• _WORK TO BE COMPLETED_
Without the pictures, write out all the lines below exactly as they appear.

[Stored items]
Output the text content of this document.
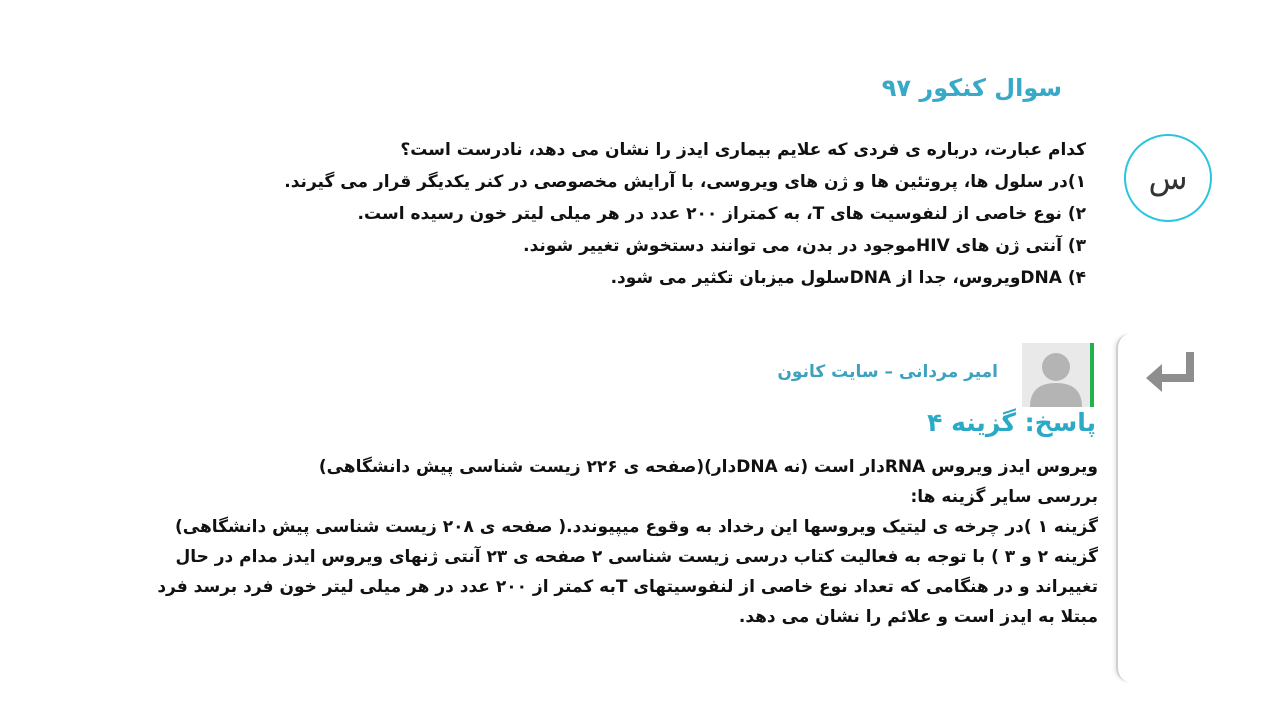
سوال کنکور ۹۷
س
کدام عبارت، درباره ی فردی که علایم بیماری ایدز را نشان می دهد، نادرست است؟
۱)در سلول ها، پروتئین ها و ژن های ویروسی، با آرایش مخصوصی در کنر یکدیگر قرار می گیرند.
۲) نوع خاصی از لنفوسیت های T، به کمتراز ۲۰۰ عدد در هر میلی لیتر خون رسیده است.
۳) آنتی ژن های HIVموجود در بدن، می توانند دستخوش تغییر شوند.
۴) DNAویروس، جدا از DNAسلول میزبان تکثیر می شود.
امیر مردانی – سایت کانون
پاسخ: گزینه ۴

ویروس ایدز ویروس RNAدار است (نه DNAدار)(صفحه ی ۲۲۶ زیست شناسی پیش دانشگاهی)

بررسی سایر گزینه ها:

گزینه ۱ )در چرخه ی لیتیک ویروسها این رخداد به وقوع میپیوندد.( صفحه ی ۲۰۸ زیست شناسی پیش دانشگاهی)

گزینه ۲ و ۳ ) با توجه به فعالیت کتاب درسی زیست شناسی ۲ صفحه ی ۲۳ آنتی ژنهای ویروس ایدز مدام در حال تغییراند و در هنگامی که تعداد نوع خاصی از لنفوسیتهای Tبه کمتر از ۲۰۰ عدد در هر میلی لیتر خون فرد برسد فرد مبتلا به ایدز است و علائم را نشان می دهد.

• _PROBLEM SOLUTION_
Output the text content of this document.
سوال کنکور ۹۷
س
کدام عبارت، درباره ی فردی که علایم بیماری ایدز را نشان می دهد، نادرست است؟
۱)در سلول ها، پروتئین ها و ژن های ویروسی، با آرایش مخصوصی در کنر یکدیگر قرار می گیرند.
۲) نوع خاصی از لنفوسیت های T، به کمتراز ۲۰۰ عدد در هر میلی لیتر خون رسیده است.
۳) آنتی ژن های HIVموجود در بدن، می توانند دستخوش تغییر شوند.
۴) DNAویروس، جدا از DNAسلول میزبان تکثیر می شود.
امیر مردانی – سایت کانون
پاسخ: گزینه ۴

ویروس ایدز ویروس RNAدار است (نه DNAدار)(صفحه ی ۲۲۶ زیست شناسی پیش دانشگاهی)

بررسی سایر گزینه ها:

گزینه ۱ )در چرخه ی لیتیک ویروسها این رخداد به وقوع میپیوندد.( صفحه ی ۲۰۸ زیست شناسی پیش دانشگاهی)

گزینه ۲ و ۳ ) با توجه به فعالیت کتاب درسی زیست شناسی ۲ صفحه ی ۲۳ آنتی ژنهای ویروس ایدز مدام در حال تغییراند و در هنگامی که تعداد نوع خاصی از لنفوسیتهای Tبه کمتر از ۲۰۰ عدد در هر میلی لیتر خون فرد برسد فرد مبتلا به ایدز است و علائم را نشان می دهد.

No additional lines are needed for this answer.